### THE TASK:
Pick out the lines below with "Conventional" and list them.

--- begin ---

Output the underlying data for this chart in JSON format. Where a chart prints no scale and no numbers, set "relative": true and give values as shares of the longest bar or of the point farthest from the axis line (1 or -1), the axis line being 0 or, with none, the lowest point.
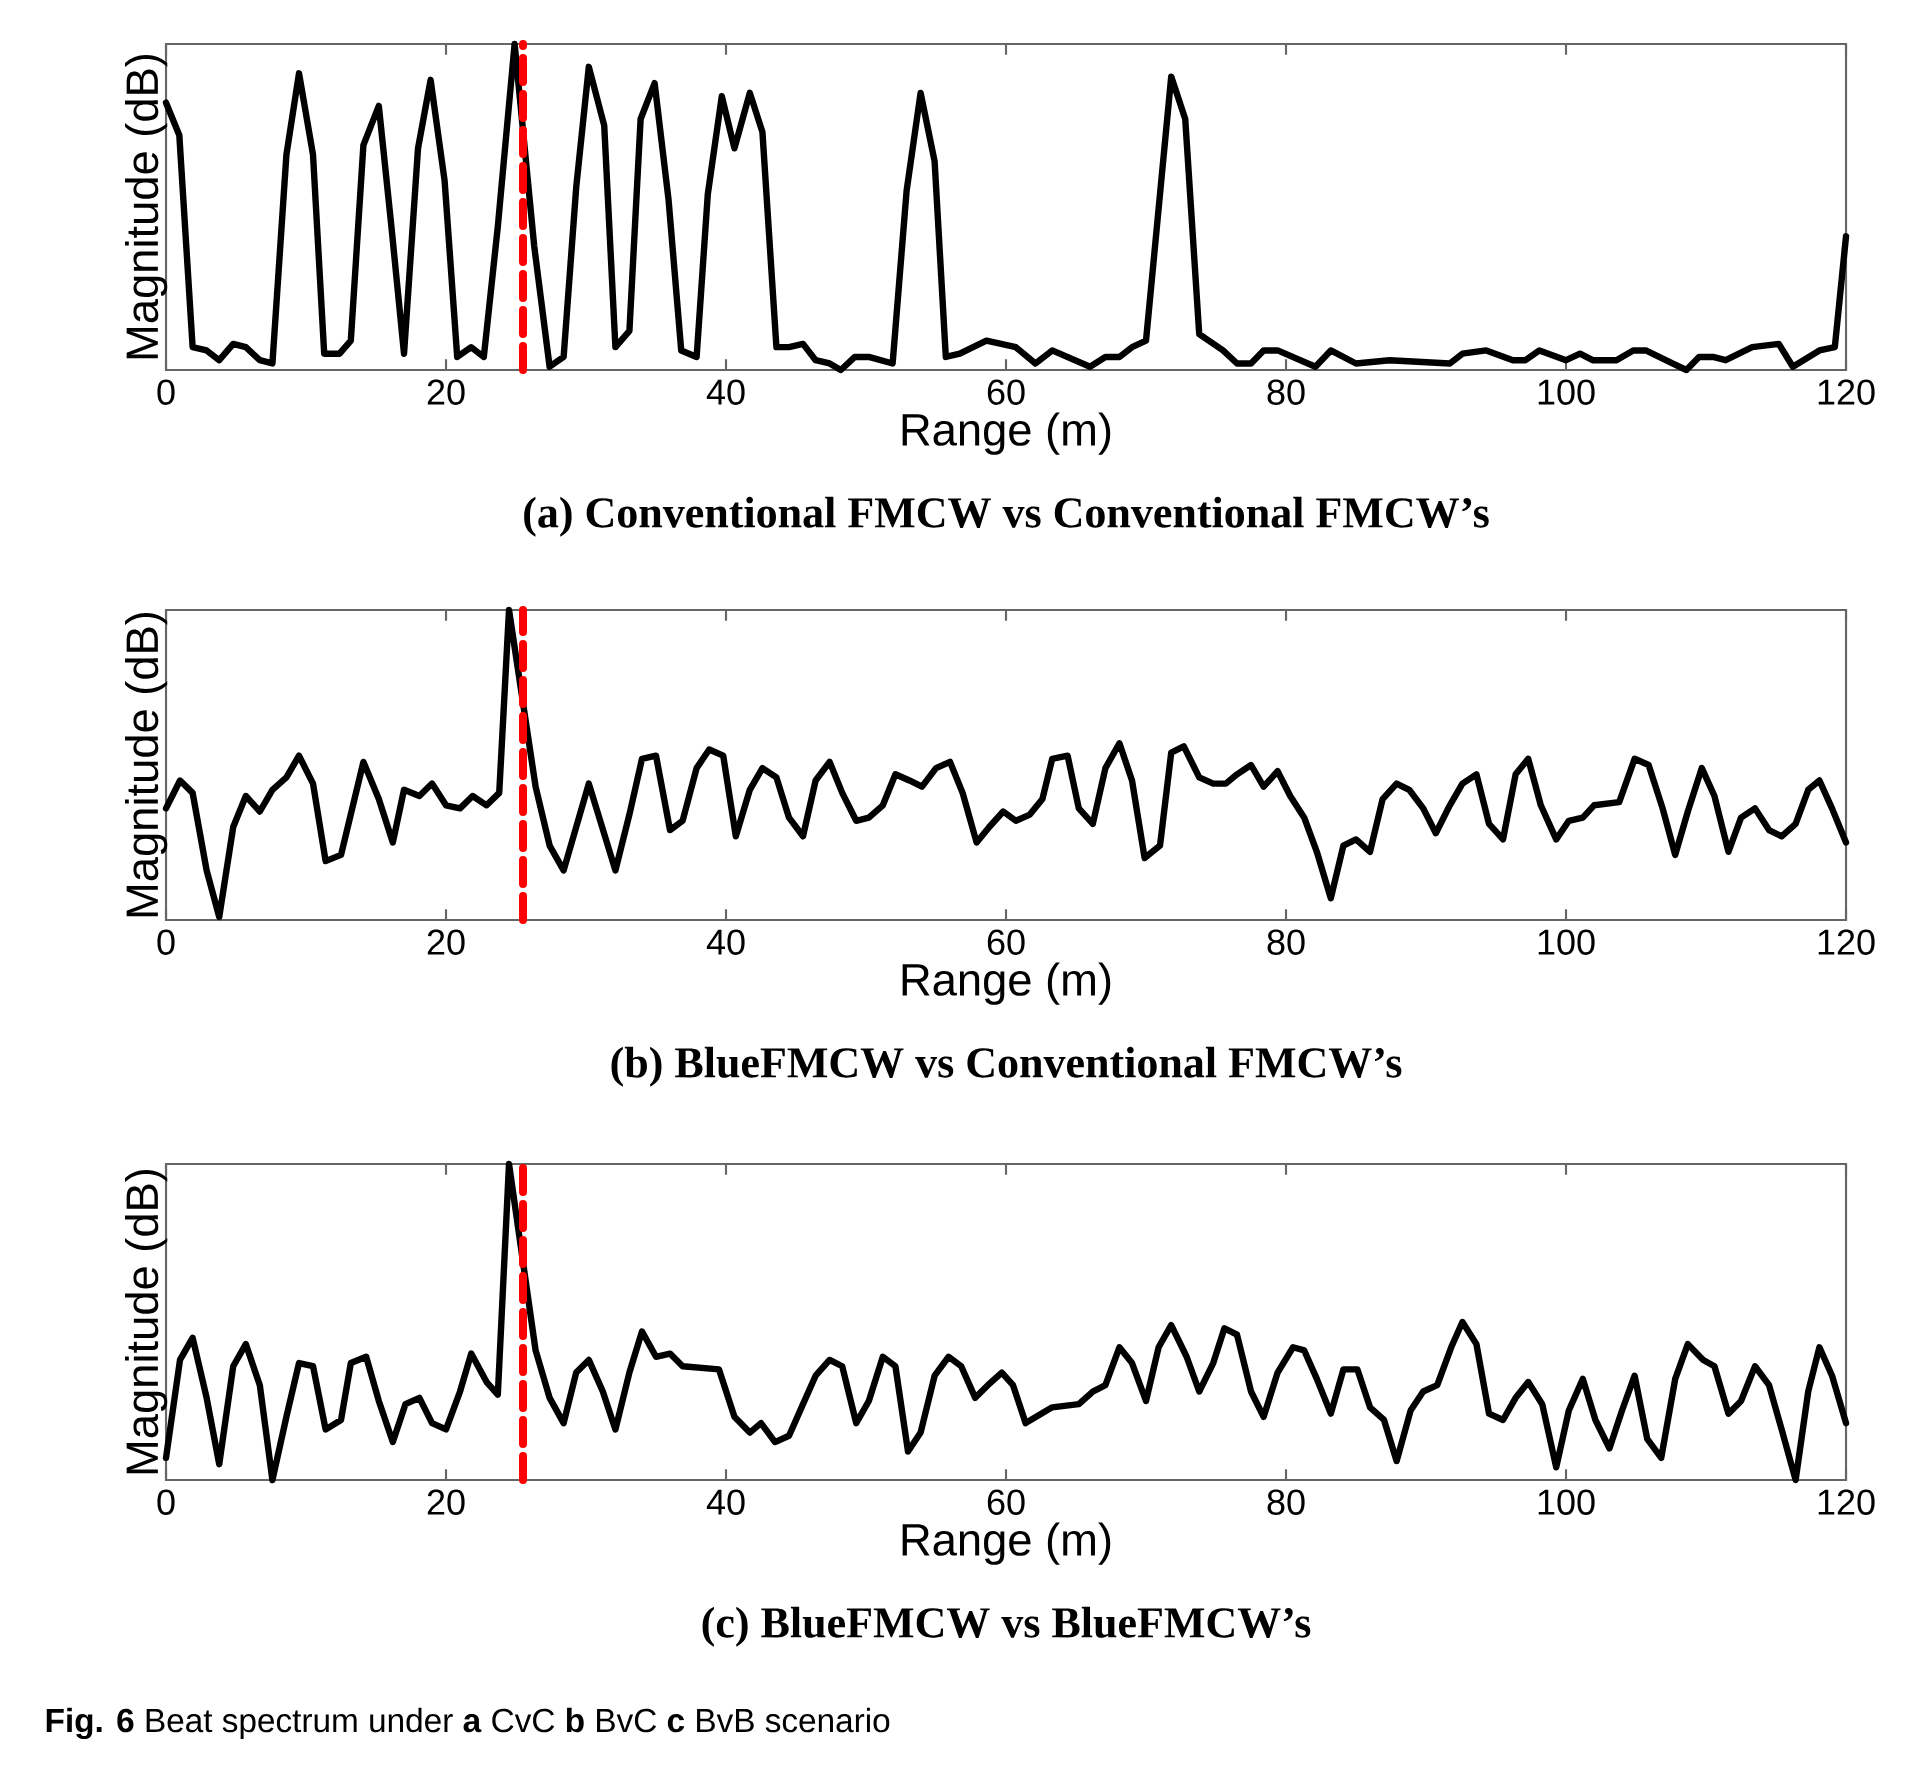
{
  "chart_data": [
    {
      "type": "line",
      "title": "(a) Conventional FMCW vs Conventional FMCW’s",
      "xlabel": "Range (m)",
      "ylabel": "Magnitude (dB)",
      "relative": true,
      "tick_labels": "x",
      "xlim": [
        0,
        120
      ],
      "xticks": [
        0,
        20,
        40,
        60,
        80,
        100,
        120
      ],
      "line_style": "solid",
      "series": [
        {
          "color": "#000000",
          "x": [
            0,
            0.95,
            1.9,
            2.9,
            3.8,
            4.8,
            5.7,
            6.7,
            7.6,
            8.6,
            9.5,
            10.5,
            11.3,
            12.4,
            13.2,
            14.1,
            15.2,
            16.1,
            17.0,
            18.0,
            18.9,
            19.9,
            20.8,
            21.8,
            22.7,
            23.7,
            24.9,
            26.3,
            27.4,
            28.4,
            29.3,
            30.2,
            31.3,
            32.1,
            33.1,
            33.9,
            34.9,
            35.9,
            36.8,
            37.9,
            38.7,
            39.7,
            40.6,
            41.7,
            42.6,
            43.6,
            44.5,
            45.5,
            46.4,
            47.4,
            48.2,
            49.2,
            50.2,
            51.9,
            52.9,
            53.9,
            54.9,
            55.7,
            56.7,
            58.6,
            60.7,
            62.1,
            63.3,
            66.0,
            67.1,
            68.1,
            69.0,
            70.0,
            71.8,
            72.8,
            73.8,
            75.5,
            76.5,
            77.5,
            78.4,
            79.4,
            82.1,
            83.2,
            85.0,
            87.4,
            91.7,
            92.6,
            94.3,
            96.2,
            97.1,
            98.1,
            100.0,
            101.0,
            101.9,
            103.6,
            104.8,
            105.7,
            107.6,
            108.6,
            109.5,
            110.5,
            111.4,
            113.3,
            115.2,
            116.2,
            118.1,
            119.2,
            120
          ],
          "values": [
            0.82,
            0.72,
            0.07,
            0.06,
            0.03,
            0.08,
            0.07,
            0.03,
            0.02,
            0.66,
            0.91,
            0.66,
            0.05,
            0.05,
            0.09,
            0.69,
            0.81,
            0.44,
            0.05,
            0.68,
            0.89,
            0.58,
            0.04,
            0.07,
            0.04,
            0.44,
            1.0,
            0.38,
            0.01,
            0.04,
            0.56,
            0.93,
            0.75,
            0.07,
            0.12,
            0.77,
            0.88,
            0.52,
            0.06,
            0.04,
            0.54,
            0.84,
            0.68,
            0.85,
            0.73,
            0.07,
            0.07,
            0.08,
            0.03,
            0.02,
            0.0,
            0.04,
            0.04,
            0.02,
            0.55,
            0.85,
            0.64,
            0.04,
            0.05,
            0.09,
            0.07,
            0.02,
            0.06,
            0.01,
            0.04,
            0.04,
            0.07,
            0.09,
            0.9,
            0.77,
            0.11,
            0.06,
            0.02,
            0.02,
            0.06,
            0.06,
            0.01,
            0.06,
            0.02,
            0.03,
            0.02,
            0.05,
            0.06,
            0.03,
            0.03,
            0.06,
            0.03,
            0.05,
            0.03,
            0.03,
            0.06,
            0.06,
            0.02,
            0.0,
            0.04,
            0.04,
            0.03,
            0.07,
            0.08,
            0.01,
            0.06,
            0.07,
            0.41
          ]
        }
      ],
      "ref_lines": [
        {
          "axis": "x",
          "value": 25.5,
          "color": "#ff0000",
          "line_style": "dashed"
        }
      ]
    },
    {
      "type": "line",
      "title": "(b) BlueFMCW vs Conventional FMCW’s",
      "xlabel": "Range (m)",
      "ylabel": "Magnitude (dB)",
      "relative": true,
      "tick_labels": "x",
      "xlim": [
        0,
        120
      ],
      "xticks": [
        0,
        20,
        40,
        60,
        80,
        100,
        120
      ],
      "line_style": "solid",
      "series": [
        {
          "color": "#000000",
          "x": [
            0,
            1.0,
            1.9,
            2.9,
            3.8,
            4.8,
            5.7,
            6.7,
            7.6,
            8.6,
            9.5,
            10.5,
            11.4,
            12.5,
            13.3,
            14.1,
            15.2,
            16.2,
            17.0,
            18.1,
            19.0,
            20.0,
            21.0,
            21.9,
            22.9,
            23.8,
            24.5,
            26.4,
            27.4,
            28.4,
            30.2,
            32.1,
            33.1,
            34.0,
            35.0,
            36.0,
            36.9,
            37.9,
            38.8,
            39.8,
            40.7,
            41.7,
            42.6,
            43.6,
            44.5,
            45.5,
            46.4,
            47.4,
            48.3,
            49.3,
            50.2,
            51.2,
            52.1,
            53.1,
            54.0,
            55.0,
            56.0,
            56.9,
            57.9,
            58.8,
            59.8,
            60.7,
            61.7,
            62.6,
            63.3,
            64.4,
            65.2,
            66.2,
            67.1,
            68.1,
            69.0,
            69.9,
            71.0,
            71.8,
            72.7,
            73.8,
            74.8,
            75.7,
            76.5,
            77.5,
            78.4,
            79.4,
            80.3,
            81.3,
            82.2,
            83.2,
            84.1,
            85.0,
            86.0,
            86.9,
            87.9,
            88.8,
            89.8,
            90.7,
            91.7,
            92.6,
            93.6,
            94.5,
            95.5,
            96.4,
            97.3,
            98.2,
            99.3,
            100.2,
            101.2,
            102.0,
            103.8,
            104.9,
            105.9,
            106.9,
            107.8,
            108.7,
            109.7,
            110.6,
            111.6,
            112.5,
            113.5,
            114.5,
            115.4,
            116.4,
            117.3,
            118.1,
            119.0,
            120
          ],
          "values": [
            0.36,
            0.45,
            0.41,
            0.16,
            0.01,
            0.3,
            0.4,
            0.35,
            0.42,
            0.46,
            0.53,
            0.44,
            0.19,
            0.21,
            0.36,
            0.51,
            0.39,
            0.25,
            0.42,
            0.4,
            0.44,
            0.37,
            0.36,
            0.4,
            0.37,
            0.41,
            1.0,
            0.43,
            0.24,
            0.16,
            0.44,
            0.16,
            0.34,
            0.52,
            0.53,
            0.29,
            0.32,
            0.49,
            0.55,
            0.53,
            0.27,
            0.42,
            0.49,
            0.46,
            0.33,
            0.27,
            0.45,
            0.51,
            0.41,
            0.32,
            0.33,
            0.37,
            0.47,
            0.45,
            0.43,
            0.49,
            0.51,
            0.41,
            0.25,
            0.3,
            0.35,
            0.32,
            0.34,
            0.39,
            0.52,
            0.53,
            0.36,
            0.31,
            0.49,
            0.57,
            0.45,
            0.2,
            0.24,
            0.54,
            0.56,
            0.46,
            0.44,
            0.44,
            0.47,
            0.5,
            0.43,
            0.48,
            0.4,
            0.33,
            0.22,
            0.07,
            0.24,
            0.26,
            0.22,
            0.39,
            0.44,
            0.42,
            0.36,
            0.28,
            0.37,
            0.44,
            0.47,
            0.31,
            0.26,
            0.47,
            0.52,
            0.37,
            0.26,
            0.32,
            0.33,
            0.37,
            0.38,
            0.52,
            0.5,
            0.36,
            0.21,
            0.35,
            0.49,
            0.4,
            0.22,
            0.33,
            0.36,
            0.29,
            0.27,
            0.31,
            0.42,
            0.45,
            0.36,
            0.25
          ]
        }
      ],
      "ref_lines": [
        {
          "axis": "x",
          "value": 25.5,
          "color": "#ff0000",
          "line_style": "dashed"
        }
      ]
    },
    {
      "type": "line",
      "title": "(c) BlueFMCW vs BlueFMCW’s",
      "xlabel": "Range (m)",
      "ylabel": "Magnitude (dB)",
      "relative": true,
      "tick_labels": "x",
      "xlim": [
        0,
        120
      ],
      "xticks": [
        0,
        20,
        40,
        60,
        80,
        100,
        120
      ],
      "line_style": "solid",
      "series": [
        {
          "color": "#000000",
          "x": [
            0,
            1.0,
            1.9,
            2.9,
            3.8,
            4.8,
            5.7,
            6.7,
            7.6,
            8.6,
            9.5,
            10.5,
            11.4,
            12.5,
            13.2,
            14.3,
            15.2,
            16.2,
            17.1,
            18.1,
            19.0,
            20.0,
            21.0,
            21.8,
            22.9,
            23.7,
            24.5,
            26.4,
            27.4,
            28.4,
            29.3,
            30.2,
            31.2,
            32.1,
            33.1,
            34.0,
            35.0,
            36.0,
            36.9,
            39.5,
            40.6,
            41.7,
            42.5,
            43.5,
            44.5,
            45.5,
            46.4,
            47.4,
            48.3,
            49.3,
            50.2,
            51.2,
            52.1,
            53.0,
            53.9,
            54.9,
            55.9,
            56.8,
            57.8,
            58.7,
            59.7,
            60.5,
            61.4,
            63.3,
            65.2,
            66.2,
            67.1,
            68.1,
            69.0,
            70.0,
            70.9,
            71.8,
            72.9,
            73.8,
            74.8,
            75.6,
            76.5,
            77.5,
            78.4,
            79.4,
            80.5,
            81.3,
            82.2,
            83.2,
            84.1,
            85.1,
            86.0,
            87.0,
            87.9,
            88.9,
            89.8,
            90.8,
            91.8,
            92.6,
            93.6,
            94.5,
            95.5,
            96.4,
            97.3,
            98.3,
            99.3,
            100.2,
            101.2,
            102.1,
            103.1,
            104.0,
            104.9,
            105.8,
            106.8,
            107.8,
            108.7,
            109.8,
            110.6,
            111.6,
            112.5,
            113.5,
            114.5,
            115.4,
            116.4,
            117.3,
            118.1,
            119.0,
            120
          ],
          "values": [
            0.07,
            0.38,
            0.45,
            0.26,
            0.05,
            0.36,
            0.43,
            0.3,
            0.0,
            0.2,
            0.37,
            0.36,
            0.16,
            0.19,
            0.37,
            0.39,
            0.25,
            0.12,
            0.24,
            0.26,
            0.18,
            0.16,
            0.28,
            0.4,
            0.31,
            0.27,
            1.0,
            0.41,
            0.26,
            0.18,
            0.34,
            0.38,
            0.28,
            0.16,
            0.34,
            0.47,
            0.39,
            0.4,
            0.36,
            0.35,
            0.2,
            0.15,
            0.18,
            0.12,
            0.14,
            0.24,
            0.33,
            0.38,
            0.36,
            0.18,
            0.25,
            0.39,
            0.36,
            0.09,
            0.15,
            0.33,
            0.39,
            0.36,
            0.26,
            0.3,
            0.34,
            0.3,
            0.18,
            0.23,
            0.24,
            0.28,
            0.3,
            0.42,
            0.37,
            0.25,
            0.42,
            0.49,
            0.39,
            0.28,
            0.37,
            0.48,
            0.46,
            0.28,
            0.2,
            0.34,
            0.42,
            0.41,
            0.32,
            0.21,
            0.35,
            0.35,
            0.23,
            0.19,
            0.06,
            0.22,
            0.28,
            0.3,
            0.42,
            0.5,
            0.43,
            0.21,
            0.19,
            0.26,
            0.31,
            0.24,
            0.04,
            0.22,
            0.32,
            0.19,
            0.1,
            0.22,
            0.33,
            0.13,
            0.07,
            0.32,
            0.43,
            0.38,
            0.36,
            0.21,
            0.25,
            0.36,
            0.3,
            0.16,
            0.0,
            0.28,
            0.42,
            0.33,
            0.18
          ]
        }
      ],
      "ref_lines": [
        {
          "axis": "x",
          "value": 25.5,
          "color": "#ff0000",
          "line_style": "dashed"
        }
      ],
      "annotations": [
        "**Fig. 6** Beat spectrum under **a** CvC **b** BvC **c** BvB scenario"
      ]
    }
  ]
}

--- end ---

### FINISHED EXERCISE:
      "title": "(a) Conventional FMCW vs Conventional FMCW’s",
      "title": "(b) BlueFMCW vs Conventional FMCW’s",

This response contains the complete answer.